Working data:
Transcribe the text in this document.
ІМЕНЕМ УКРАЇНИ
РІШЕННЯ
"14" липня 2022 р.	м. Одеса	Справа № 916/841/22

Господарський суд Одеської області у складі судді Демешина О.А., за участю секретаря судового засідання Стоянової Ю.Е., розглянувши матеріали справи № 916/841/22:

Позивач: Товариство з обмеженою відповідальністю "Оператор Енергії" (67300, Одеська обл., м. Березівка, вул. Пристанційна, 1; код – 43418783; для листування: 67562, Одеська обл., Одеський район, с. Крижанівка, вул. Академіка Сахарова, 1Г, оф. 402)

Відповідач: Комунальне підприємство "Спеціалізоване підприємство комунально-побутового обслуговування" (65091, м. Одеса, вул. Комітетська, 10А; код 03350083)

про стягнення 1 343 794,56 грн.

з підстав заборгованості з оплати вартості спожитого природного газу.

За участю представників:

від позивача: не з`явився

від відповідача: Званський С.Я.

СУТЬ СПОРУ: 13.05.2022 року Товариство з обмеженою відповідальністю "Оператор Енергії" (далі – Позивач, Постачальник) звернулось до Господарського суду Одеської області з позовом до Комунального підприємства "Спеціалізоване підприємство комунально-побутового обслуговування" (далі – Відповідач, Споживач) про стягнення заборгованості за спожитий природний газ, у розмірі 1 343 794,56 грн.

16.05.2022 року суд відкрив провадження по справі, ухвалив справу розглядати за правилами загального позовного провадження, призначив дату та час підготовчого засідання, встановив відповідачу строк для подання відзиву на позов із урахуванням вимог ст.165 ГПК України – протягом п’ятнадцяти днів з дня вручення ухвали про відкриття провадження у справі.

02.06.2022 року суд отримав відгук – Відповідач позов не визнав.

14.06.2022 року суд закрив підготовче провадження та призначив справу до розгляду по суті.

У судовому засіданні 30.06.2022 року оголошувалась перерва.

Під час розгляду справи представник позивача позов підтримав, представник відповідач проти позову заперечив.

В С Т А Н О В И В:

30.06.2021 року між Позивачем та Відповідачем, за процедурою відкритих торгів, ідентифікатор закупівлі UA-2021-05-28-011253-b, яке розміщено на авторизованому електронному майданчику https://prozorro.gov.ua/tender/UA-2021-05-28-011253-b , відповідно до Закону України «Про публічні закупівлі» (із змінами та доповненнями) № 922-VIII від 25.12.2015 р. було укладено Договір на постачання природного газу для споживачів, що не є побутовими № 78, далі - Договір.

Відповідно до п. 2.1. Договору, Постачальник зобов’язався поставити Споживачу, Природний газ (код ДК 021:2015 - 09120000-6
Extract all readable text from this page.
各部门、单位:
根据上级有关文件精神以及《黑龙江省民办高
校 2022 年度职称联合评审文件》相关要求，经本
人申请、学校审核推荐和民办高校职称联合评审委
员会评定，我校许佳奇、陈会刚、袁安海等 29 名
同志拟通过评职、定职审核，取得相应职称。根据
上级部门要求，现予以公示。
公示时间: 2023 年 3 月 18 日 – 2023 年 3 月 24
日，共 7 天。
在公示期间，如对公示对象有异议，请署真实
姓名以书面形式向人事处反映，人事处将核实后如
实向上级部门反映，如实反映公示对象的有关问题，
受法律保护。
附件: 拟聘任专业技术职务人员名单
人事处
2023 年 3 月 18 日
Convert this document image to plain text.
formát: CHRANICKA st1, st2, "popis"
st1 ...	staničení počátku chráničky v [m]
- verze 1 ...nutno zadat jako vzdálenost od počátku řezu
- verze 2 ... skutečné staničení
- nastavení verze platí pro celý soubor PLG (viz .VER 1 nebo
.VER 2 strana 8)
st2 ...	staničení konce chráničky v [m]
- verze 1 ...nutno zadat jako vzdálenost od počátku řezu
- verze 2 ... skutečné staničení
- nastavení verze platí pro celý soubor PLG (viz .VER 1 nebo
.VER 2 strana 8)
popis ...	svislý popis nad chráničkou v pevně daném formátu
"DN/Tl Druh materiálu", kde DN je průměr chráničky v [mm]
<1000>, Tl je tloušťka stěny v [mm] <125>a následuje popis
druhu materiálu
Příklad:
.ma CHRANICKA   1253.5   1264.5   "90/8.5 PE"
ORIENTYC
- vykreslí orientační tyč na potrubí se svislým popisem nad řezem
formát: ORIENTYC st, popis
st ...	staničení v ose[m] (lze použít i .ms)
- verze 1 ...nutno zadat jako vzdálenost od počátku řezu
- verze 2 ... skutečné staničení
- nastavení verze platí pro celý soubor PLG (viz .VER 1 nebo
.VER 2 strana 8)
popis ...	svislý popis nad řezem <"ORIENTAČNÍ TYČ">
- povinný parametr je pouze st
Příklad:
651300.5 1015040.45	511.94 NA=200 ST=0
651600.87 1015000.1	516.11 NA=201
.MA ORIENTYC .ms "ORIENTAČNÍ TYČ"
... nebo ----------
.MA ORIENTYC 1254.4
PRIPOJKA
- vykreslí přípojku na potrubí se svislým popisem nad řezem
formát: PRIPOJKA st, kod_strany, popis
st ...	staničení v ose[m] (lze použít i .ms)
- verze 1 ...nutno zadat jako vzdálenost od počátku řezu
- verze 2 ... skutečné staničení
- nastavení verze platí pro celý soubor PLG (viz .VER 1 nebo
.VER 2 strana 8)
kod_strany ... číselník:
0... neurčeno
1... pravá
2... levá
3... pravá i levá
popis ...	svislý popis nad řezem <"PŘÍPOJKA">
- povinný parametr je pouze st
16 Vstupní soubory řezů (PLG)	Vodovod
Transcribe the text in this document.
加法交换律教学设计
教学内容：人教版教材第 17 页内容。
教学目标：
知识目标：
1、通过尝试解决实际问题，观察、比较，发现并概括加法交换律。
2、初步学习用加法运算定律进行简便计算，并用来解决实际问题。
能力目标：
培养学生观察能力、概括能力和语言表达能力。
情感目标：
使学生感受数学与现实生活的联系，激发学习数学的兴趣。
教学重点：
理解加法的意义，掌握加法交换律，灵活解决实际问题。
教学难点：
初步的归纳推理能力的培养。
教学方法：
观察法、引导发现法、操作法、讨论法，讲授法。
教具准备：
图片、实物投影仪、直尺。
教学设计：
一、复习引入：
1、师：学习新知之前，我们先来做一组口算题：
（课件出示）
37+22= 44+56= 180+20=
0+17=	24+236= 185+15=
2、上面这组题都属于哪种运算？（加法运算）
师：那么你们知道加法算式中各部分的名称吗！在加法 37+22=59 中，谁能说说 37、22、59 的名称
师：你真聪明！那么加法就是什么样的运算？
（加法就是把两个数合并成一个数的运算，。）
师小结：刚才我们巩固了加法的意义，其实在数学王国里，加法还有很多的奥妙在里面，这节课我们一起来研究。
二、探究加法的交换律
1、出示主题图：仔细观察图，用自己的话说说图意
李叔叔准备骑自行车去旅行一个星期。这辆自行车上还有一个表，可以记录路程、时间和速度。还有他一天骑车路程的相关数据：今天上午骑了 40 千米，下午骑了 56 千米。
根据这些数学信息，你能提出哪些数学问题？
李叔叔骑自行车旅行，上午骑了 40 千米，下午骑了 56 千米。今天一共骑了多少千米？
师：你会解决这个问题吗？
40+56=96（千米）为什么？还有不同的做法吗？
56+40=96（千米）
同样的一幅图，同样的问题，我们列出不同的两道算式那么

What you will do: Search the listing above for the string "下午骑了". Copy every line that contains it.

Final result:
李叔叔准备骑自行车去旅行一个星期。这辆自行车上还有一个表，可以记录路程、时间和速度。还有他一天骑车路程的相关数据：今天上午骑了 40 千米，下午骑了 56 千米。
李叔叔骑自行车旅行，上午骑了 40 千米，下午骑了 56 千米。今天一共骑了多少千米？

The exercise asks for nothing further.